_GIVEN TASK_
Please copy every line of the records below that holds the word "نماینده".

_RECORDS FOR PROCESSING_

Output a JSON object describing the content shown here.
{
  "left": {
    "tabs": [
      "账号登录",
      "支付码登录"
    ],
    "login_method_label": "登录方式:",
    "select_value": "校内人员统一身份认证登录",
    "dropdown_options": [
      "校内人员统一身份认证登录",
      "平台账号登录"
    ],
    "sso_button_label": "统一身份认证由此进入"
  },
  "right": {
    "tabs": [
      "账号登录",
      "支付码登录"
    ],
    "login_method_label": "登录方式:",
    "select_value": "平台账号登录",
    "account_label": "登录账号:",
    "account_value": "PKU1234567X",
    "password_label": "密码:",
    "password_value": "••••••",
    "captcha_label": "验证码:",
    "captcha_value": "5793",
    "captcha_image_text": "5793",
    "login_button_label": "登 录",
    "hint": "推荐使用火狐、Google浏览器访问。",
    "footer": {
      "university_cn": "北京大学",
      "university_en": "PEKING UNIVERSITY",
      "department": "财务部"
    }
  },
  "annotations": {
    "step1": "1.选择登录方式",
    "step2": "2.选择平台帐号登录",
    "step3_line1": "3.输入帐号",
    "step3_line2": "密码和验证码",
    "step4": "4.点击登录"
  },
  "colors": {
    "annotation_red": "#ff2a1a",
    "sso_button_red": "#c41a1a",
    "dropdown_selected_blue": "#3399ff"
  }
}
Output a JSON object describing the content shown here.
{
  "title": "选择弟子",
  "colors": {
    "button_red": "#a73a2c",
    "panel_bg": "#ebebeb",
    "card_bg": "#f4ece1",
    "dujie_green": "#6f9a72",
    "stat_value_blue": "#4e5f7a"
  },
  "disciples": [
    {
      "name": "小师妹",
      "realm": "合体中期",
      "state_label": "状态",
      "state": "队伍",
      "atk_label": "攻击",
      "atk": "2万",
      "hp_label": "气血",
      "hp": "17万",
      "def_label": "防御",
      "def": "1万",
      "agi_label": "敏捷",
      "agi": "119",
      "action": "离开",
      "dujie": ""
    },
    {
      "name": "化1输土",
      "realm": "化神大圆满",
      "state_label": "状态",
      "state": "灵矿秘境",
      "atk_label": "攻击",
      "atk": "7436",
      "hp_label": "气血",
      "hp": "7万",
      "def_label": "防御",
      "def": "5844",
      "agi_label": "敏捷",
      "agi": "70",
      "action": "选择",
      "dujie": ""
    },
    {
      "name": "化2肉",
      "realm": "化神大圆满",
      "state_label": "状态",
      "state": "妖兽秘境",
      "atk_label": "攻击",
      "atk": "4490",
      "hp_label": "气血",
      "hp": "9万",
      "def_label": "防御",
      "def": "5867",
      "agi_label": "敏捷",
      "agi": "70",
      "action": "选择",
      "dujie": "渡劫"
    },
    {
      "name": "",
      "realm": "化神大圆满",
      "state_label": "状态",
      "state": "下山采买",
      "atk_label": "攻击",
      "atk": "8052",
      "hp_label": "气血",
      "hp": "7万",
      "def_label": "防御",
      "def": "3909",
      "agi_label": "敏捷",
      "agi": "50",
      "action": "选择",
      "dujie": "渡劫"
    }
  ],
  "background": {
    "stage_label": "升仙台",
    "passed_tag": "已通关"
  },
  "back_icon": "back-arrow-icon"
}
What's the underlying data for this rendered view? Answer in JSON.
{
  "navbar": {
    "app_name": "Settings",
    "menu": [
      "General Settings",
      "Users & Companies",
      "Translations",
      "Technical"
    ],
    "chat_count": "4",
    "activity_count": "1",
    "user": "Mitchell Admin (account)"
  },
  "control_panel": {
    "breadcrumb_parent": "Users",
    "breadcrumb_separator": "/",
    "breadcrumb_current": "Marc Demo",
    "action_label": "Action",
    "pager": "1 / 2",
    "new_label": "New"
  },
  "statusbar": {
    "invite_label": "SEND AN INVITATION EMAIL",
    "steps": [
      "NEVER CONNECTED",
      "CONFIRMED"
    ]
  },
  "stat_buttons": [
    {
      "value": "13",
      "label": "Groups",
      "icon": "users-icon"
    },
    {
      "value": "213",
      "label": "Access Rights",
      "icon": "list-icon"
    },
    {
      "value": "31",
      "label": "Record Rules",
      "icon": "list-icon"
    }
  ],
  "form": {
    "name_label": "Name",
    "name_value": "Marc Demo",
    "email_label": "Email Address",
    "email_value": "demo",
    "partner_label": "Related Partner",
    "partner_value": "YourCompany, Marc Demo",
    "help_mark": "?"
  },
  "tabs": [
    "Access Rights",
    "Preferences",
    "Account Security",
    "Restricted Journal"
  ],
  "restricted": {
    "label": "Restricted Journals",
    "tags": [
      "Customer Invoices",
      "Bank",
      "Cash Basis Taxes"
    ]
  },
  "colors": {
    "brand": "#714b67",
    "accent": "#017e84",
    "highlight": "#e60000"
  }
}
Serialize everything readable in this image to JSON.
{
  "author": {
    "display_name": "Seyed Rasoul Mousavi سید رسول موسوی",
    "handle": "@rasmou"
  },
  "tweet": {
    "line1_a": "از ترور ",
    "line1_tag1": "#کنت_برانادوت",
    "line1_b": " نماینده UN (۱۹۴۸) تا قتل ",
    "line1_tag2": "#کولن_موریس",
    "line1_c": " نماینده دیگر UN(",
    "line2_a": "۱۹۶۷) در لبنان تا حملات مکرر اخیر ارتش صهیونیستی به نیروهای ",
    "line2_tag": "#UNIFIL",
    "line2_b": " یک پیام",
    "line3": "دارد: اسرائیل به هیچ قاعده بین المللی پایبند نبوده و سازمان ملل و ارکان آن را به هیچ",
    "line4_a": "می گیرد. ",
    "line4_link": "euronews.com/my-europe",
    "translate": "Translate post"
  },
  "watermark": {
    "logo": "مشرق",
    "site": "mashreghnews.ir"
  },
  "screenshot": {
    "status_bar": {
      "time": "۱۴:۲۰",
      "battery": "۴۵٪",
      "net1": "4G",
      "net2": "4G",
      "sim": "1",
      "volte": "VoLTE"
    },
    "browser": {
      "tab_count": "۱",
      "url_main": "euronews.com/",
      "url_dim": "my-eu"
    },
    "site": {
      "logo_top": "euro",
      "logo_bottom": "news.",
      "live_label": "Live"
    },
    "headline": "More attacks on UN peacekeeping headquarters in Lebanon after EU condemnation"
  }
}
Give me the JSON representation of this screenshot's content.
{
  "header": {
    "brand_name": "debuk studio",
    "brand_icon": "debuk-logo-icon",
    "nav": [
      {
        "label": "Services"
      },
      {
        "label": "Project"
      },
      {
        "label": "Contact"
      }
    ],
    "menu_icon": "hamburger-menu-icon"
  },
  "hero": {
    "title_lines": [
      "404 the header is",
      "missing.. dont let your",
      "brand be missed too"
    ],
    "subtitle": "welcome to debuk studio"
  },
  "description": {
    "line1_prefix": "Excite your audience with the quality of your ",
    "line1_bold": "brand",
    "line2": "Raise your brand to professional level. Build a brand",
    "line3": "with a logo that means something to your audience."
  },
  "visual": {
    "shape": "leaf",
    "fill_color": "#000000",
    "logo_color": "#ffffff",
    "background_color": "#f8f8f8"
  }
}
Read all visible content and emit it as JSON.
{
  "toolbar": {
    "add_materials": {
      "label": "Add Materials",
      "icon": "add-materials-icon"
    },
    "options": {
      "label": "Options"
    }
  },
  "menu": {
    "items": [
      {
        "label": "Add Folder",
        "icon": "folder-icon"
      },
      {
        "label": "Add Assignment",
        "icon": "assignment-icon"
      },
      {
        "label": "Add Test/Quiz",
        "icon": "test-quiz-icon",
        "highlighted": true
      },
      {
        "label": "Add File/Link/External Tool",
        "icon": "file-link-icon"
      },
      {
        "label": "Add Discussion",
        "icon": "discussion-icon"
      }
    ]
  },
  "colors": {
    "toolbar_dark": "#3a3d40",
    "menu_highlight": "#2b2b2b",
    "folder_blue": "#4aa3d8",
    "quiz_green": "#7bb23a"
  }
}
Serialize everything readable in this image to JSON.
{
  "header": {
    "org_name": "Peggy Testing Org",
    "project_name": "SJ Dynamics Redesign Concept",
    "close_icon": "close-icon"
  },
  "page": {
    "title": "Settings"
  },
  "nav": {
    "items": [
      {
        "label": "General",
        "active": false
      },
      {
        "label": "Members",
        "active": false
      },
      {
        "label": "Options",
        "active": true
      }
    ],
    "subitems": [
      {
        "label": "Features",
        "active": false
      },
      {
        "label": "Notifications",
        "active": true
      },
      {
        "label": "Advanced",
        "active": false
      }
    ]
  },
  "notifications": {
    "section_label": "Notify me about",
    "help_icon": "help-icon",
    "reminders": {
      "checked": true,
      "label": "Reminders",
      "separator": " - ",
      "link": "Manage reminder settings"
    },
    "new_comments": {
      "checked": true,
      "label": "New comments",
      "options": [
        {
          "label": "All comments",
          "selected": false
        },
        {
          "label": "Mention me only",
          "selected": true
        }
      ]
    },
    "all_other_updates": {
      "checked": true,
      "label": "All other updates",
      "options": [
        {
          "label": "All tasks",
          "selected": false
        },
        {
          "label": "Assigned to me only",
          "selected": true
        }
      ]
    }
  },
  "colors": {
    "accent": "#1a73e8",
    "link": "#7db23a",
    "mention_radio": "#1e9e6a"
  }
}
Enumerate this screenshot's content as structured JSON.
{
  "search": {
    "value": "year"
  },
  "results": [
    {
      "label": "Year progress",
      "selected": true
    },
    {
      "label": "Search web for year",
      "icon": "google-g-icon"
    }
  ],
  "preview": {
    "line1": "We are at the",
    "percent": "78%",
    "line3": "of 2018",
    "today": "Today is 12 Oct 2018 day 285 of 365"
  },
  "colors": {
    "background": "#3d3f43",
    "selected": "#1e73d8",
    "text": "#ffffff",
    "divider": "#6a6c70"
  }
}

_EXPECTED OUTPUT_
    "line1_b": " نماینده UN (۱۹۴۸) تا قتل ",
    "line1_c": " نماینده دیگر UN(",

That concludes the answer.